§ Short task 1: In the page on using SQL strings in Ibis below, rewrite the paragraph beginning "Now, SELECT * on a table expressions" as one shorter sentence that keeps its main facts.

§ Page excerpt:
While Ibis goes to great lengths to help you avoid the problems associated with hand-building raw SQL strings, there are few use cases where you may need to use SQL strings in your Ibis code:
You’re porting a large amount of existing code and need to get it working quickly without rewriting it all to ibis expressions
You need to access functionality that isn’t yet available in a public Ibis API
You need to access functionality that may never exist in Ibis, such as extremely backend-specific DDL.
You’re in a flow state and you can’t be bothered to figure out how the SQL your brain generates is spelled in Ibis.
For these situations and others, Ibis has you covered.
Setup
We’ll use DuckDB to illustrate the concepts here, but the ideas and code generalize to other SQL backends.
Now, SELECT * on a table expressions is not particularly useful and in fact is a bit wasteful: there’s no need to reselect a table expression.
The real power of Table.sql is composing it with other ibis expressions:
( t.sql(""" SELECT species, island, mad(bill_length_mm) AS bill_mad FROM penguins GROUP BY 1, 2 """ ) .filter(_.bill_mad >2) .order_by(_.bill_mad.desc()))

§ Short task 2: Reproduce the stretch of entries below from the very first one through the line that contains "forward-button[interactable]: → xyxy=(44,6,68,30)", with both ends included.

(Items from a dataset)
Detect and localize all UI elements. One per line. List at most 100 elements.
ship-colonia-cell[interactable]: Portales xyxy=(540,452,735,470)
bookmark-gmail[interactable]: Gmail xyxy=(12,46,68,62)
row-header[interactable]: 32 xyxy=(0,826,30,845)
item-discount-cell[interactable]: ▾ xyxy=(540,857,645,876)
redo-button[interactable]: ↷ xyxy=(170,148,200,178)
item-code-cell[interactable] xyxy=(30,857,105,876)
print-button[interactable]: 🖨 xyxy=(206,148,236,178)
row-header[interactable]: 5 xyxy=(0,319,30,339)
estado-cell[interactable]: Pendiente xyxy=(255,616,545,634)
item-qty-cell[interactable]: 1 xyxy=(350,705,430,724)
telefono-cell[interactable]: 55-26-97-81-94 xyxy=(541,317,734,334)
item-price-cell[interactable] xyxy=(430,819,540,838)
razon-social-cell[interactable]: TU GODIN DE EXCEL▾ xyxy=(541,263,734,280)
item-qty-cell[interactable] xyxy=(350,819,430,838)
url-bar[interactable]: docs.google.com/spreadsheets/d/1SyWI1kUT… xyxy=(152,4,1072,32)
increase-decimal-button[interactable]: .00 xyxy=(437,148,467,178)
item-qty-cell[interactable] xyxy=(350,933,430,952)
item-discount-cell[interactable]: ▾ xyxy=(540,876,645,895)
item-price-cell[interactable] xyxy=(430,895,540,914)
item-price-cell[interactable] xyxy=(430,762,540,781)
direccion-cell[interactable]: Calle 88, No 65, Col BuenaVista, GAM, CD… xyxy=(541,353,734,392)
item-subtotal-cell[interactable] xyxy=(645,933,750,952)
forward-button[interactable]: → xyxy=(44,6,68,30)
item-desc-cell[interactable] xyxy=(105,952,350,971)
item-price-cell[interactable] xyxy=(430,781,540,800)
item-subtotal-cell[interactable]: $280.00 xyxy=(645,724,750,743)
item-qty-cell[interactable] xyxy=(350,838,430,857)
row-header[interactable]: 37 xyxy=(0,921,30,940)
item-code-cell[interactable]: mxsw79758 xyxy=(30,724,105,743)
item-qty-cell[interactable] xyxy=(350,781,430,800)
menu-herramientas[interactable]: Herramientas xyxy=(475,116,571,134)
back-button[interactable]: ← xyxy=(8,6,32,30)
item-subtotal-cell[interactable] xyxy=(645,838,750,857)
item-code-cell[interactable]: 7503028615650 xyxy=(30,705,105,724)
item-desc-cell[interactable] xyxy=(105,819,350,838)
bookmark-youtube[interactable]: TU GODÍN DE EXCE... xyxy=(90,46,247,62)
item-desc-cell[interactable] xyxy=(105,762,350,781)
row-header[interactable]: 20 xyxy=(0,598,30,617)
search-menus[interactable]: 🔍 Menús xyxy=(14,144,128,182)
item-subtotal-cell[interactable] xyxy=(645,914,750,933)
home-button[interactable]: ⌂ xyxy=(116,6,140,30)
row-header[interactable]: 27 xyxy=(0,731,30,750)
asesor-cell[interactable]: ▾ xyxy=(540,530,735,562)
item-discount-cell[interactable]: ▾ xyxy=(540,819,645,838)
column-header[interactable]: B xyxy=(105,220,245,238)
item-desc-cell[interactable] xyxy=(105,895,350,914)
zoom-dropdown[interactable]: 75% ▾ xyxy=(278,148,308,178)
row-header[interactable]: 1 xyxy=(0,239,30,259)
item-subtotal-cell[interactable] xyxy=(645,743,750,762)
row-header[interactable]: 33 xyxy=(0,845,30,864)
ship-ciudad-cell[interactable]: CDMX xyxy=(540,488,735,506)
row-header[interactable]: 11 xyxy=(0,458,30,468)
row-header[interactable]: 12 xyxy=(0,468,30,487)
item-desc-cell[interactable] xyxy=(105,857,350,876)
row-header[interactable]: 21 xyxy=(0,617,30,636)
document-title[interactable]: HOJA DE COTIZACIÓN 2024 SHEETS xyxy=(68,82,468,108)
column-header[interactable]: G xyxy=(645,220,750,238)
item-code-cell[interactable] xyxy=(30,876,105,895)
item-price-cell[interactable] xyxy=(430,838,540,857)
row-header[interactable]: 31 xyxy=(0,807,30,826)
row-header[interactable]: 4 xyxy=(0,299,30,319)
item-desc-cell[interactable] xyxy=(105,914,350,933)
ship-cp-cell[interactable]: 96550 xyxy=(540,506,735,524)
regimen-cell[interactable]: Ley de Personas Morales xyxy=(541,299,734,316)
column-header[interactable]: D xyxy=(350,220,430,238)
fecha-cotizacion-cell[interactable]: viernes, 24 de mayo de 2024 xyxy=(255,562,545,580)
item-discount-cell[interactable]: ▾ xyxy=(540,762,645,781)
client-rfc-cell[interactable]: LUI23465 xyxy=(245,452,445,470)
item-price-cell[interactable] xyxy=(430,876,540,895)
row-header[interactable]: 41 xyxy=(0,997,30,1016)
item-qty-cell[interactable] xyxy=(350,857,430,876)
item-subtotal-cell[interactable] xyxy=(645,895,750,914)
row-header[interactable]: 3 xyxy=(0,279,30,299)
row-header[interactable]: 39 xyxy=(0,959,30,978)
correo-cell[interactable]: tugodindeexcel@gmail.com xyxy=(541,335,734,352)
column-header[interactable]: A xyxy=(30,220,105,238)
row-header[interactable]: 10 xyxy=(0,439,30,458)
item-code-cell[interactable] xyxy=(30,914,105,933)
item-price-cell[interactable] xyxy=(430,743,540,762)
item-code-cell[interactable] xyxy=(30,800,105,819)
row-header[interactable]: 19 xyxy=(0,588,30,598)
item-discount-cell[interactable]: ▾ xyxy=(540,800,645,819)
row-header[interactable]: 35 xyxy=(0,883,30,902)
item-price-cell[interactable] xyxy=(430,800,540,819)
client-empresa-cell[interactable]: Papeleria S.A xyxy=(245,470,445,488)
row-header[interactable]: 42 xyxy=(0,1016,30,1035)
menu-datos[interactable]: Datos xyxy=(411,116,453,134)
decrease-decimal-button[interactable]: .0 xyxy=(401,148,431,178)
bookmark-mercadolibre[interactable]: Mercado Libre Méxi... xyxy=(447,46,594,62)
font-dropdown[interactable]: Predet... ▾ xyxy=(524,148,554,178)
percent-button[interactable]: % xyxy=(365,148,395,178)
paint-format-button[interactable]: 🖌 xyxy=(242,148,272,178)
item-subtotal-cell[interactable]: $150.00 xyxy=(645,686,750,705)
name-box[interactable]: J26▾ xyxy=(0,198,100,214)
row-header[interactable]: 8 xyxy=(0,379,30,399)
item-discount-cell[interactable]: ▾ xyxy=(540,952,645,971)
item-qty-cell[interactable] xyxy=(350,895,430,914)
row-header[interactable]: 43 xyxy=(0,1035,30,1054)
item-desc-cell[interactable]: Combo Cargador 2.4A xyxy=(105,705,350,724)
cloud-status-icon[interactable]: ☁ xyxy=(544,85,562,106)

§ Response 1: Running SELECT * on a table expression is of little use and somewhat wasteful, because a table expression doesn't need to be reselected.

§ Response 2:
Detect and localize all UI elements. One per line. List at most 100 elements.
ship-colonia-cell[interactable]: Portales xyxy=(540,452,735,470)
bookmark-gmail[interactable]: Gmail xyxy=(12,46,68,62)
row-header[interactable]: 32 xyxy=(0,826,30,845)
item-discount-cell[interactable]: ▾ xyxy=(540,857,645,876)
redo-button[interactable]: ↷ xyxy=(170,148,200,178)
item-code-cell[interactable] xyxy=(30,857,105,876)
print-button[interactable]: 🖨 xyxy=(206,148,236,178)
row-header[interactable]: 5 xyxy=(0,319,30,339)
estado-cell[interactable]: Pendiente xyxy=(255,616,545,634)
item-qty-cell[interactable]: 1 xyxy=(350,705,430,724)
telefono-cell[interactable]: 55-26-97-81-94 xyxy=(541,317,734,334)
item-price-cell[interactable] xyxy=(430,819,540,838)
razon-social-cell[interactable]: TU GODIN DE EXCEL▾ xyxy=(541,263,734,280)
item-qty-cell[interactable] xyxy=(350,819,430,838)
url-bar[interactable]: docs.google.com/spreadsheets/d/1SyWI1kUT… xyxy=(152,4,1072,32)
increase-decimal-button[interactable]: .00 xyxy=(437,148,467,178)
item-qty-cell[interactable] xyxy=(350,933,430,952)
item-discount-cell[interactable]: ▾ xyxy=(540,876,645,895)
item-price-cell[interactable] xyxy=(430,895,540,914)
item-price-cell[interactable] xyxy=(430,762,540,781)
direccion-cell[interactable]: Calle 88, No 65, Col BuenaVista, GAM, CD… xyxy=(541,353,734,392)
item-subtotal-cell[interactable] xyxy=(645,933,750,952)
forward-button[interactable]: → xyxy=(44,6,68,30)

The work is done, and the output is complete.